__PROBLEM STATEMENT__
Gather all lines from the material that contain "this".

═══ EXERCISE MATERIALS

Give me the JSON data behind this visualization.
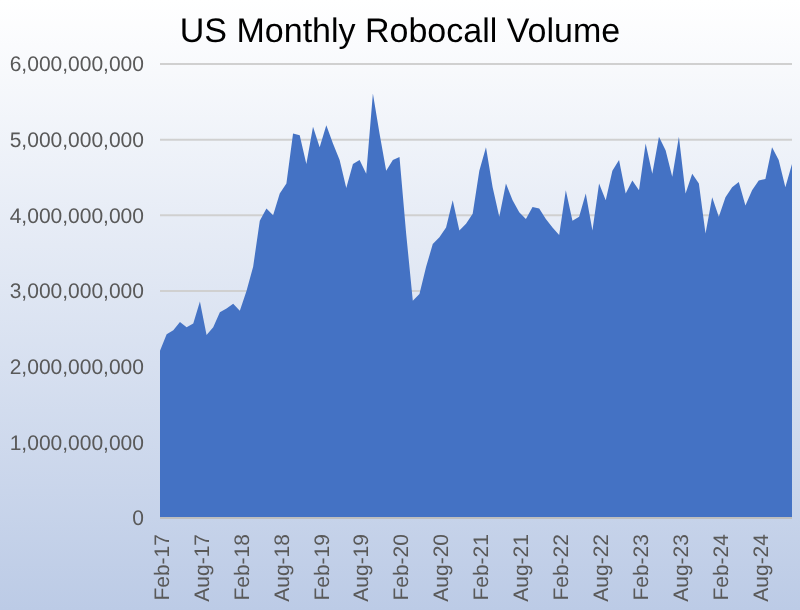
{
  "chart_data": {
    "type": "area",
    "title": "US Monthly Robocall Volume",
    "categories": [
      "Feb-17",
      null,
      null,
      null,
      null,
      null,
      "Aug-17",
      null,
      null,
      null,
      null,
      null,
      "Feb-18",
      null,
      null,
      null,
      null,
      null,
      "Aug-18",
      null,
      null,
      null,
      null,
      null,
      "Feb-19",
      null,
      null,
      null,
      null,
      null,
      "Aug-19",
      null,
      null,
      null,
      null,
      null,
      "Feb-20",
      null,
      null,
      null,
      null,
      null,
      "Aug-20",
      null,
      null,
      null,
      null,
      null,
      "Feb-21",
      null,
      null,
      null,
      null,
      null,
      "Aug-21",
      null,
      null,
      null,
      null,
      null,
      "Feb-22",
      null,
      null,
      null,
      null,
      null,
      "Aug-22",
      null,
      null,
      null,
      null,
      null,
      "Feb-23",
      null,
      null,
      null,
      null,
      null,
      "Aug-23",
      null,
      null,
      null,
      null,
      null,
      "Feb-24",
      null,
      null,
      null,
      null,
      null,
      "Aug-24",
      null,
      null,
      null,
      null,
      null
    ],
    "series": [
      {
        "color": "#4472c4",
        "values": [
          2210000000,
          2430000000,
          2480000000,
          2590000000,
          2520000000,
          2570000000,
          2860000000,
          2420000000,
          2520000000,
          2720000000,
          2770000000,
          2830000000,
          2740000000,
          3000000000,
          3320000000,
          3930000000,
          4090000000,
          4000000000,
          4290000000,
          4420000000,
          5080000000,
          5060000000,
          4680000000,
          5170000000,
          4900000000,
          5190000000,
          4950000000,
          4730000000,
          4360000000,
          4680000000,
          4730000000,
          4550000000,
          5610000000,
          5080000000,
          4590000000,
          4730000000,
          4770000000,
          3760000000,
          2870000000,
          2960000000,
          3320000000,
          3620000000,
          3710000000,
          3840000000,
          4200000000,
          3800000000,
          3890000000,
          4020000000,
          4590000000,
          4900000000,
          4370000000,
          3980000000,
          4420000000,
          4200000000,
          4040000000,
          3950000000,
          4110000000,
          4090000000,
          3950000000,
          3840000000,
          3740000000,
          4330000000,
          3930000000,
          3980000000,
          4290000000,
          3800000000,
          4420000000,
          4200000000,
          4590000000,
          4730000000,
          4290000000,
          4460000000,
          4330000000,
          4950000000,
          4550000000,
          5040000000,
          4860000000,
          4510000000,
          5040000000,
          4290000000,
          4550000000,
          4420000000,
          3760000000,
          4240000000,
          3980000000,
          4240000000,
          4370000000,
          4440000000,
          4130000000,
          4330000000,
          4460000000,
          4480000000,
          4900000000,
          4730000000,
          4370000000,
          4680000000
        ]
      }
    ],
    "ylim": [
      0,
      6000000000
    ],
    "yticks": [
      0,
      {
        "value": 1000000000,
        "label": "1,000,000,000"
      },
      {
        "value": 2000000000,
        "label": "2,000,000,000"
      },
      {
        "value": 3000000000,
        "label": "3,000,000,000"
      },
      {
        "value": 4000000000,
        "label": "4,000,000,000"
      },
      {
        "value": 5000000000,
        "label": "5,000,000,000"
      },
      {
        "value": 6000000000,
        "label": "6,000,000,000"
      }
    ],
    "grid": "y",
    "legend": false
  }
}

══════
═══ EXERCISE MATERIALS

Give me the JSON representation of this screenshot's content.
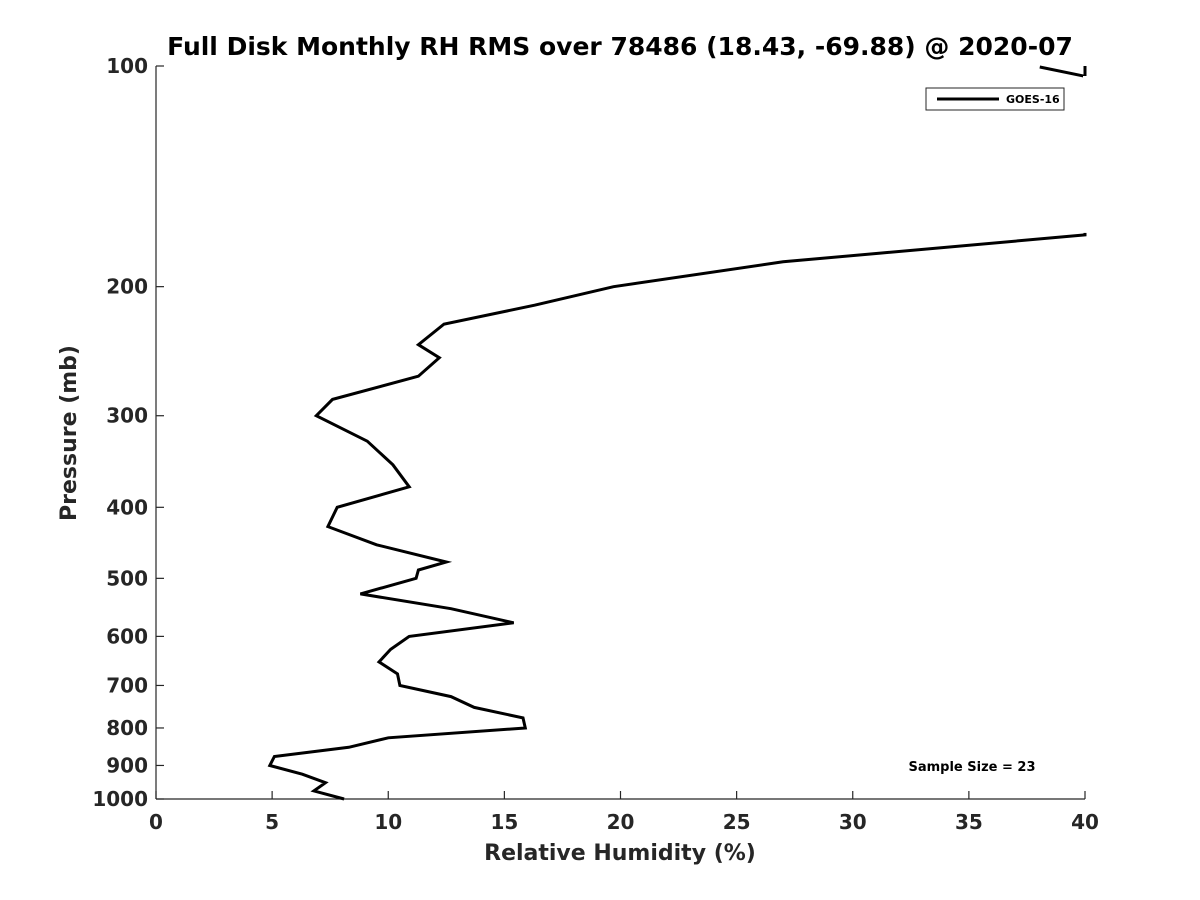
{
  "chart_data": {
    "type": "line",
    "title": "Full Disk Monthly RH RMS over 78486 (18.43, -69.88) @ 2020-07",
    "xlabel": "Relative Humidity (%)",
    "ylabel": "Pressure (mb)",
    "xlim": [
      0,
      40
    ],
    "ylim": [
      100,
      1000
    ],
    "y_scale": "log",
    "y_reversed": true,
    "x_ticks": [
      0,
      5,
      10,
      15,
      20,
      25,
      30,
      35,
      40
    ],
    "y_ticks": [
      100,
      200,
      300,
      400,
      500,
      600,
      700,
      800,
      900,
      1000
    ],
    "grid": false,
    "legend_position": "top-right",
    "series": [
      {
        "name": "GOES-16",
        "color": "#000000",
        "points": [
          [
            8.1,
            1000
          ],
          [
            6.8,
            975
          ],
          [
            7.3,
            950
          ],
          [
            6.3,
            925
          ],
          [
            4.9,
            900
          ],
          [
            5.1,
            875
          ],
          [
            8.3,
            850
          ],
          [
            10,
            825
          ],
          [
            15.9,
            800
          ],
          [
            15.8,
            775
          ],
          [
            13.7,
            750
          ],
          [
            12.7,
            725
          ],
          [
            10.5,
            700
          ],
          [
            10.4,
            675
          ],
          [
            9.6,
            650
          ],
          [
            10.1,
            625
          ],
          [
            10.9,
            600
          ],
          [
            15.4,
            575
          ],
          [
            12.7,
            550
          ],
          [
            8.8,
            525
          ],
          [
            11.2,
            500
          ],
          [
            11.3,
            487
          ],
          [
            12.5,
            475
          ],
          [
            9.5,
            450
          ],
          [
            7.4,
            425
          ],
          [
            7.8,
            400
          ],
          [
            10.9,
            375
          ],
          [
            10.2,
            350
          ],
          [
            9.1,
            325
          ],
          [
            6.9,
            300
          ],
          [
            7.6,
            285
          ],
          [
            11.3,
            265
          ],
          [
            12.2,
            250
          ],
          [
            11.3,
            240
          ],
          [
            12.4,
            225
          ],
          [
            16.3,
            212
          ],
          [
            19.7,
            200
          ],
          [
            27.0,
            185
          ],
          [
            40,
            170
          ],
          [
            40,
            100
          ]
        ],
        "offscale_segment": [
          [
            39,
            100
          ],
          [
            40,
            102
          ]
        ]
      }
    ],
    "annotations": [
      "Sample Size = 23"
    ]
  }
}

══════

__TASK RESPONSE__
Give me the JSON data behind this visualization.
Give me the JSON representation of this screenshot's content.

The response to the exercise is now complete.